Begin Information supplied

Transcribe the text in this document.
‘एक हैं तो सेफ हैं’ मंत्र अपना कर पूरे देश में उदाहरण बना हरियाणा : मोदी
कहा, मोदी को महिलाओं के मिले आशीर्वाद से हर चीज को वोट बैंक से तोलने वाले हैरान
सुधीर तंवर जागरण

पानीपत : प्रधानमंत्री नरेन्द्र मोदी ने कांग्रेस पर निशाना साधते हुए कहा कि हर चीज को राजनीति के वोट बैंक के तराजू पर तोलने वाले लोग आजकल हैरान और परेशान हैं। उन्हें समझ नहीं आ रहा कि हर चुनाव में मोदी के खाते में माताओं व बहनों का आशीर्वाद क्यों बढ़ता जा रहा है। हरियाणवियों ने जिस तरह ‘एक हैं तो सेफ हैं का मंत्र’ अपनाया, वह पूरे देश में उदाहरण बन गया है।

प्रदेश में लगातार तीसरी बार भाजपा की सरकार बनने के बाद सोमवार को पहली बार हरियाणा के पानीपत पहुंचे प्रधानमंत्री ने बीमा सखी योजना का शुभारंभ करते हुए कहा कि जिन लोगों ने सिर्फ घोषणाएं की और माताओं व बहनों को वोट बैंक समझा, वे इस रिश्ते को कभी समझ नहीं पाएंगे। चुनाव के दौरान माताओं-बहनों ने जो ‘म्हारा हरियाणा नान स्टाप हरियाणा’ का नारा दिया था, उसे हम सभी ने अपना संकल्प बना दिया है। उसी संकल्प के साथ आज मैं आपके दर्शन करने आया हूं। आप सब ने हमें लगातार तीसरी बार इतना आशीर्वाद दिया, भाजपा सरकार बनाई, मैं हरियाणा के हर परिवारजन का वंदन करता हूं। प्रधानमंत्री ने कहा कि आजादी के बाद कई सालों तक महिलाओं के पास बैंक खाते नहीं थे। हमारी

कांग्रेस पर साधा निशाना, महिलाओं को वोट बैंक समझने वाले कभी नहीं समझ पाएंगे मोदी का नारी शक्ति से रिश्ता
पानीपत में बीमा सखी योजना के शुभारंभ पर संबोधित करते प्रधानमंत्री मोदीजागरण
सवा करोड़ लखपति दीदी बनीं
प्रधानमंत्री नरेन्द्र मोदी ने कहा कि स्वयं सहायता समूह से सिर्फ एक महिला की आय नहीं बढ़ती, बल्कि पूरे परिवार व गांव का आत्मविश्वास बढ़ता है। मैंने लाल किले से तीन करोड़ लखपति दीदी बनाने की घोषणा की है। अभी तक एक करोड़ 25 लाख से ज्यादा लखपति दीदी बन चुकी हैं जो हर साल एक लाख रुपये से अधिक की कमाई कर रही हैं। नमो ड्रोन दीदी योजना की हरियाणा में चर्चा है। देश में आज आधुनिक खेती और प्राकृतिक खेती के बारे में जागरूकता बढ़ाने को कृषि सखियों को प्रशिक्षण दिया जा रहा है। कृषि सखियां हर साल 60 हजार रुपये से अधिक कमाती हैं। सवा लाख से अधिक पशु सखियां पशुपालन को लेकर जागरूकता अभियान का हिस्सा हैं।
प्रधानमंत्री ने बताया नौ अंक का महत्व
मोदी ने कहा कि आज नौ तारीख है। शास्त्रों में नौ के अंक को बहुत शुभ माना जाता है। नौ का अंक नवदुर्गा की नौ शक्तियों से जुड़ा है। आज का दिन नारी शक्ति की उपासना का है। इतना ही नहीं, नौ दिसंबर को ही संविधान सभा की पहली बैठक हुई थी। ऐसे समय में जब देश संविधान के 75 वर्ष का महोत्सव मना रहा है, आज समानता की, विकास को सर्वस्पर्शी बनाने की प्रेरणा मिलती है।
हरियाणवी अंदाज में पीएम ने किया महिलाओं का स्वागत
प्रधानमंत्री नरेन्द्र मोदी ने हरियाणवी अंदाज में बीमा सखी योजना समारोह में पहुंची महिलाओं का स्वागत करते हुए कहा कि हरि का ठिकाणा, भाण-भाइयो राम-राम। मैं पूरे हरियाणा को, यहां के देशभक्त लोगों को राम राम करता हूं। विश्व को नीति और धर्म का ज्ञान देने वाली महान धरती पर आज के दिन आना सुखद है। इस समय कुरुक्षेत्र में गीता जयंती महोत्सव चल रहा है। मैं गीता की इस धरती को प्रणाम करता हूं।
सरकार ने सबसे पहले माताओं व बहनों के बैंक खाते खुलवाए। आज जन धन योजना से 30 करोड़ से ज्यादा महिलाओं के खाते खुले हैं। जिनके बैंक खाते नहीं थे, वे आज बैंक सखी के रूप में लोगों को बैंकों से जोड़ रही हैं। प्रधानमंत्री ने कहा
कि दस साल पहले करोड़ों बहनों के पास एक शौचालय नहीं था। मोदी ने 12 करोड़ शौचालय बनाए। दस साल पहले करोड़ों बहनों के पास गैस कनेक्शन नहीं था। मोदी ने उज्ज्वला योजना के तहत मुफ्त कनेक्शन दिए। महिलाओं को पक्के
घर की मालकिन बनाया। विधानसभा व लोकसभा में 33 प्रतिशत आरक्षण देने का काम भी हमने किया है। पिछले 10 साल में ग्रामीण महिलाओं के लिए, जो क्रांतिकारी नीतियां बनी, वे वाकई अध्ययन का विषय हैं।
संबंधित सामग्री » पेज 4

End Information supplied

Exercise objective: Locate all lines that include the word "लखपत" and copy them out.

Exercise answer:
सवा करोड़ लखपति दीदी बनीं
प्रधानमंत्री नरेन्द्र मोदी ने कहा कि स्वयं सहायता समूह से सिर्फ एक महिला की आय नहीं बढ़ती, बल्कि पूरे परिवार व गांव का आत्मविश्वास बढ़ता है। मैंने लाल किले से तीन करोड़ लखपति दीदी बनाने की घोषणा की है। अभी तक एक करोड़ 25 लाख से ज्यादा लखपति दीदी बन चुकी हैं जो हर साल एक लाख रुपये से अधिक की कमाई कर रही हैं। नमो ड्रोन दीदी योजना की हरियाणा में चर्चा है। देश में आज आधुनिक खेती और प्राकृतिक खेती के बारे में जागरूकता बढ़ाने को कृषि सखियों को प्रशिक्षण दिया जा रहा है। कृषि सखियां हर साल 60 हजार रुपये से अधिक कमाती हैं। सवा लाख से अधिक पशु सखियां पशुपालन को लेकर जागरूकता अभियान का हिस्सा हैं।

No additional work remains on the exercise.